Dataset records
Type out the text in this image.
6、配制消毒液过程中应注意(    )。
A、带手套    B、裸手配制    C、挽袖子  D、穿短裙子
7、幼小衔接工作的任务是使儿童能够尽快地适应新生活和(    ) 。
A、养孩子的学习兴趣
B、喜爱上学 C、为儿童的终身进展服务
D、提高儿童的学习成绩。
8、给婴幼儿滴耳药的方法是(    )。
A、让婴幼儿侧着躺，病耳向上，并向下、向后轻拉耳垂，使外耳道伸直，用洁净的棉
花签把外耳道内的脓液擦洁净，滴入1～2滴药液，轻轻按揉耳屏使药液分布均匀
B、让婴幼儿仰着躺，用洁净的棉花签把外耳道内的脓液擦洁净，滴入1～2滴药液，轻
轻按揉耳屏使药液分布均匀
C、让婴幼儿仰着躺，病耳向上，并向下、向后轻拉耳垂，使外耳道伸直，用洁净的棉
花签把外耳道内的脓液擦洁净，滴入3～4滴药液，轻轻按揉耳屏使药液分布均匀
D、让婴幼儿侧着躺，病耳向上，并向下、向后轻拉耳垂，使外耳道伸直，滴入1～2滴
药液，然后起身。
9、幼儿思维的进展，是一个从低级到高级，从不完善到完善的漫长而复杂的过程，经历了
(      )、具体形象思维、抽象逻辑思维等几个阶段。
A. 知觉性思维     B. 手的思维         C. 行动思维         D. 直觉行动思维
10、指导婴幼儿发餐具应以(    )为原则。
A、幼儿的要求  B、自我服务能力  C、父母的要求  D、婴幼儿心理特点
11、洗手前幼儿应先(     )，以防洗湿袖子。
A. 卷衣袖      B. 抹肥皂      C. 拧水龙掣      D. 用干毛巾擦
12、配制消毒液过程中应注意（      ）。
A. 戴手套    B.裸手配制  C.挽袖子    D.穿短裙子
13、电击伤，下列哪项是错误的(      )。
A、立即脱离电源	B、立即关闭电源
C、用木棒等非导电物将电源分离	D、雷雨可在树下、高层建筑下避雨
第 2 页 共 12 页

**TASK TO CARRY OUT:**
Extract the whole listing, character for character.

**FINISHED ANSWER:**
Type out the text in this image.
6、配制消毒液过程中应注意(    )。
A、带手套    B、裸手配制    C、挽袖子  D、穿短裙子
7、幼小衔接工作的任务是使儿童能够尽快地适应新生活和(    ) 。
A、养孩子的学习兴趣
B、喜爱上学 C、为儿童的终身进展服务
D、提高儿童的学习成绩。
8、给婴幼儿滴耳药的方法是(    )。
A、让婴幼儿侧着躺，病耳向上，并向下、向后轻拉耳垂，使外耳道伸直，用洁净的棉
花签把外耳道内的脓液擦洁净，滴入1～2滴药液，轻轻按揉耳屏使药液分布均匀
B、让婴幼儿仰着躺，用洁净的棉花签把外耳道内的脓液擦洁净，滴入1～2滴药液，轻
轻按揉耳屏使药液分布均匀
C、让婴幼儿仰着躺，病耳向上，并向下、向后轻拉耳垂，使外耳道伸直，用洁净的棉
花签把外耳道内的脓液擦洁净，滴入3～4滴药液，轻轻按揉耳屏使药液分布均匀
D、让婴幼儿侧着躺，病耳向上，并向下、向后轻拉耳垂，使外耳道伸直，滴入1～2滴
药液，然后起身。
9、幼儿思维的进展，是一个从低级到高级，从不完善到完善的漫长而复杂的过程，经历了
(      )、具体形象思维、抽象逻辑思维等几个阶段。
A. 知觉性思维     B. 手的思维         C. 行动思维         D. 直觉行动思维
10、指导婴幼儿发餐具应以(    )为原则。
A、幼儿的要求  B、自我服务能力  C、父母的要求  D、婴幼儿心理特点
11、洗手前幼儿应先(     )，以防洗湿袖子。
A. 卷衣袖      B. 抹肥皂      C. 拧水龙掣      D. 用干毛巾擦
12、配制消毒液过程中应注意（      ）。
A. 戴手套    B.裸手配制  C.挽袖子    D.穿短裙子
13、电击伤，下列哪项是错误的(      )。
A、立即脱离电源	B、立即关闭电源
C、用木棒等非导电物将电源分离	D、雷雨可在树下、高层建筑下避雨
第 2 页 共 12 页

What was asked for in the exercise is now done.